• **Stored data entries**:
Start

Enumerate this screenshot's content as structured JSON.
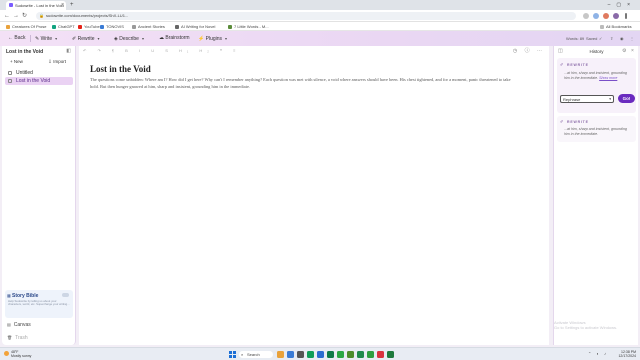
{
  "browser": {
    "tab_title": "Sudowrite - Lost in the Void",
    "url": "sudowrite.com/documents/projects/ShX-LU1...",
    "bookmarks": [
      "Creatures Of Prose",
      "ChatGPT",
      "YouTube",
      "TONOVIS",
      "Ancient Stories",
      "AI Writing for Novel",
      "7 Little Words - M...",
      "All Bookmarks"
    ]
  },
  "toolbar": {
    "back": "Back",
    "write": "Write",
    "rewrite": "Rewrite",
    "describe": "Describe",
    "brainstorm": "Brainstorm",
    "plugins": "Plugins",
    "words": "Words: 89",
    "saved": "Saved"
  },
  "sidebar": {
    "project_title": "Lost in the Void",
    "new_label": "New",
    "import_label": "Import",
    "documents": [
      {
        "label": "Untitled",
        "active": false
      },
      {
        "label": "Lost in the Void",
        "active": true
      }
    ],
    "story_bible": {
      "title": "Story Bible",
      "description": "Help Sudowrite by telling us about your characters, world, etc. Supercharge your writing..."
    },
    "canvas": "Canvas",
    "trash": "Trash"
  },
  "editor": {
    "title": "Lost in the Void",
    "body": "The questions come unbidden: Where am I? How did I get here? Why can't I remember anything? Each question was met with silence, a void where answers should have been. His chest tightened, and for a moment, panic threatened to take hold. But then hunger gnawed at him, sharp and insistent, grounding him in the immediate."
  },
  "history": {
    "title": "History",
    "card1_label": "REWRITE",
    "card1_text": "...at him, sharp and insistent, grounding him in the immediate.",
    "card1_link": "Show more",
    "select_value": "Rephrase",
    "go_label": "Go!",
    "card2_label": "REWRITE",
    "card2_text": "...at him, sharp and insistent, grounding him in the immediate.",
    "watermark_title": "Activate Windows",
    "watermark_sub": "Go to Settings to activate Windows."
  },
  "taskbar": {
    "weather_temp": "48°F",
    "weather_desc": "Mostly sunny",
    "search": "Search",
    "time": "12:38 PM",
    "date": "12/17/2024"
  },
  "colors": {
    "accent": "#6a2bbf",
    "active_doc_bg": "#ead2f3",
    "toolbar_gradient_start": "#f3e1f6",
    "story_bible_bg": "#eef3fb"
  }
}
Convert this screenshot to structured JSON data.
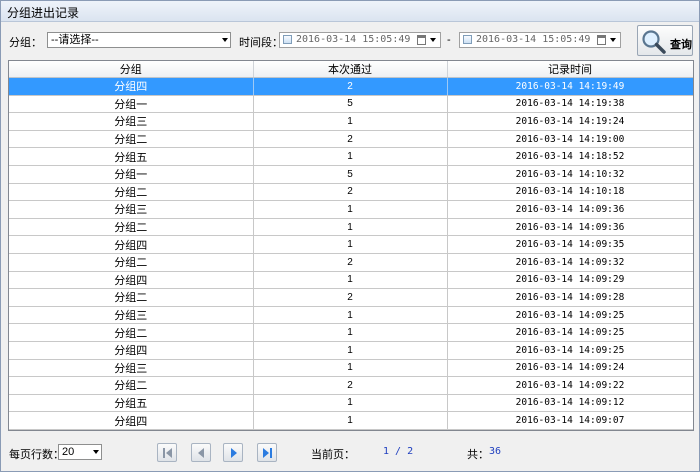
{
  "window": {
    "title": "分组进出记录"
  },
  "filters": {
    "group_label": "分组：",
    "group_value": "--请选择--",
    "period_label": "时间段：",
    "start_time": "2016-03-14 15:05:49",
    "separator": "-",
    "end_time": "2016-03-14 15:05:49",
    "query_button": "查询"
  },
  "table": {
    "columns": [
      "分组",
      "本次通过",
      "记录时间"
    ],
    "rows": [
      [
        "分组四",
        "2",
        "2016-03-14 14:19:49"
      ],
      [
        "分组一",
        "5",
        "2016-03-14 14:19:38"
      ],
      [
        "分组三",
        "1",
        "2016-03-14 14:19:24"
      ],
      [
        "分组二",
        "2",
        "2016-03-14 14:19:00"
      ],
      [
        "分组五",
        "1",
        "2016-03-14 14:18:52"
      ],
      [
        "分组一",
        "5",
        "2016-03-14 14:10:32"
      ],
      [
        "分组二",
        "2",
        "2016-03-14 14:10:18"
      ],
      [
        "分组三",
        "1",
        "2016-03-14 14:09:36"
      ],
      [
        "分组二",
        "1",
        "2016-03-14 14:09:36"
      ],
      [
        "分组四",
        "1",
        "2016-03-14 14:09:35"
      ],
      [
        "分组二",
        "2",
        "2016-03-14 14:09:32"
      ],
      [
        "分组四",
        "1",
        "2016-03-14 14:09:29"
      ],
      [
        "分组二",
        "2",
        "2016-03-14 14:09:28"
      ],
      [
        "分组三",
        "1",
        "2016-03-14 14:09:25"
      ],
      [
        "分组二",
        "1",
        "2016-03-14 14:09:25"
      ],
      [
        "分组四",
        "1",
        "2016-03-14 14:09:25"
      ],
      [
        "分组三",
        "1",
        "2016-03-14 14:09:24"
      ],
      [
        "分组二",
        "2",
        "2016-03-14 14:09:22"
      ],
      [
        "分组五",
        "1",
        "2016-03-14 14:09:12"
      ],
      [
        "分组四",
        "1",
        "2016-03-14 14:09:07"
      ]
    ],
    "selected_row": 0
  },
  "footer": {
    "rows_per_page_label": "每页行数：",
    "rows_per_page_value": "20",
    "current_page_label": "当前页：",
    "current_page_value": "1 / 2",
    "total_label": "共：",
    "total_value": "36"
  },
  "icons": {
    "query": "magnifier-icon",
    "first": "first-page-icon",
    "prev": "prev-page-icon",
    "next": "next-page-icon",
    "last": "last-page-icon"
  },
  "colors": {
    "selection": "#3399ff",
    "page_text": "#1f3fbf"
  }
}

End

• **Given task**: In this exercise, set down all of the data exactly, without the pictures.

• **Solution to this problem**:
Enumerate this screenshot's content as structured JSON.
{
  "browser": {
    "tab_title": "Sudowrite - Lost in the Void",
    "url": "sudowrite.com/documents/projects/ShX-LU1...",
    "bookmarks": [
      "Creatures Of Prose",
      "ChatGPT",
      "YouTube",
      "TONOVIS",
      "Ancient Stories",
      "AI Writing for Novel",
      "7 Little Words - M...",
      "All Bookmarks"
    ]
  },
  "toolbar": {
    "back": "Back",
    "write": "Write",
    "rewrite": "Rewrite",
    "describe": "Describe",
    "brainstorm": "Brainstorm",
    "plugins": "Plugins",
    "words": "Words: 89",
    "saved": "Saved"
  },
  "sidebar": {
    "project_title": "Lost in the Void",
    "new_label": "New",
    "import_label": "Import",
    "documents": [
      {
        "label": "Untitled",
        "active": false
      },
      {
        "label": "Lost in the Void",
        "active": true
      }
    ],
    "story_bible": {
      "title": "Story Bible",
      "description": "Help Sudowrite by telling us about your characters, world, etc. Supercharge your writing..."
    },
    "canvas": "Canvas",
    "trash": "Trash"
  },
  "editor": {
    "title": "Lost in the Void",
    "body": "The questions come unbidden: Where am I? How did I get here? Why can't I remember anything? Each question was met with silence, a void where answers should have been. His chest tightened, and for a moment, panic threatened to take hold. But then hunger gnawed at him, sharp and insistent, grounding him in the immediate."
  },
  "history": {
    "title": "History",
    "card1_label": "REWRITE",
    "card1_text": "...at him, sharp and insistent, grounding him in the immediate.",
    "card1_link": "Show more",
    "select_value": "Rephrase",
    "go_label": "Go!",
    "card2_label": "REWRITE",
    "card2_text": "...at him, sharp and insistent, grounding him in the immediate.",
    "watermark_title": "Activate Windows",
    "watermark_sub": "Go to Settings to activate Windows."
  },
  "taskbar": {
    "weather_temp": "48°F",
    "weather_desc": "Mostly sunny",
    "search": "Search",
    "time": "12:38 PM",
    "date": "12/17/2024"
  },
  "colors": {
    "accent": "#6a2bbf",
    "active_doc_bg": "#ead2f3",
    "toolbar_gradient_start": "#f3e1f6",
    "story_bible_bg": "#eef3fb"
  }
}
Convert this screenshot to structured JSON data.
{
  "window": {
    "title": "分组进出记录"
  },
  "filters": {
    "group_label": "分组：",
    "group_value": "--请选择--",
    "period_label": "时间段：",
    "start_time": "2016-03-14 15:05:49",
    "separator": "-",
    "end_time": "2016-03-14 15:05:49",
    "query_button": "查询"
  },
  "table": {
    "columns": [
      "分组",
      "本次通过",
      "记录时间"
    ],
    "rows": [
      [
        "分组四",
        "2",
        "2016-03-14 14:19:49"
      ],
      [
        "分组一",
        "5",
        "2016-03-14 14:19:38"
      ],
      [
        "分组三",
        "1",
        "2016-03-14 14:19:24"
      ],
      [
        "分组二",
        "2",
        "2016-03-14 14:19:00"
      ],
      [
        "分组五",
        "1",
        "2016-03-14 14:18:52"
      ],
      [
        "分组一",
        "5",
        "2016-03-14 14:10:32"
      ],
      [
        "分组二",
        "2",
        "2016-03-14 14:10:18"
      ],
      [
        "分组三",
        "1",
        "2016-03-14 14:09:36"
      ],
      [
        "分组二",
        "1",
        "2016-03-14 14:09:36"
      ],
      [
        "分组四",
        "1",
        "2016-03-14 14:09:35"
      ],
      [
        "分组二",
        "2",
        "2016-03-14 14:09:32"
      ],
      [
        "分组四",
        "1",
        "2016-03-14 14:09:29"
      ],
      [
        "分组二",
        "2",
        "2016-03-14 14:09:28"
      ],
      [
        "分组三",
        "1",
        "2016-03-14 14:09:25"
      ],
      [
        "分组二",
        "1",
        "2016-03-14 14:09:25"
      ],
      [
        "分组四",
        "1",
        "2016-03-14 14:09:25"
      ],
      [
        "分组三",
        "1",
        "2016-03-14 14:09:24"
      ],
      [
        "分组二",
        "2",
        "2016-03-14 14:09:22"
      ],
      [
        "分组五",
        "1",
        "2016-03-14 14:09:12"
      ],
      [
        "分组四",
        "1",
        "2016-03-14 14:09:07"
      ]
    ],
    "selected_row": 0
  },
  "footer": {
    "rows_per_page_label": "每页行数：",
    "rows_per_page_value": "20",
    "current_page_label": "当前页：",
    "current_page_value": "1 / 2",
    "total_label": "共：",
    "total_value": "36"
  },
  "icons": {
    "query": "magnifier-icon",
    "first": "first-page-icon",
    "prev": "prev-page-icon",
    "next": "next-page-icon",
    "last": "last-page-icon"
  },
  "colors": {
    "selection": "#3399ff",
    "page_text": "#1f3fbf"
  }
}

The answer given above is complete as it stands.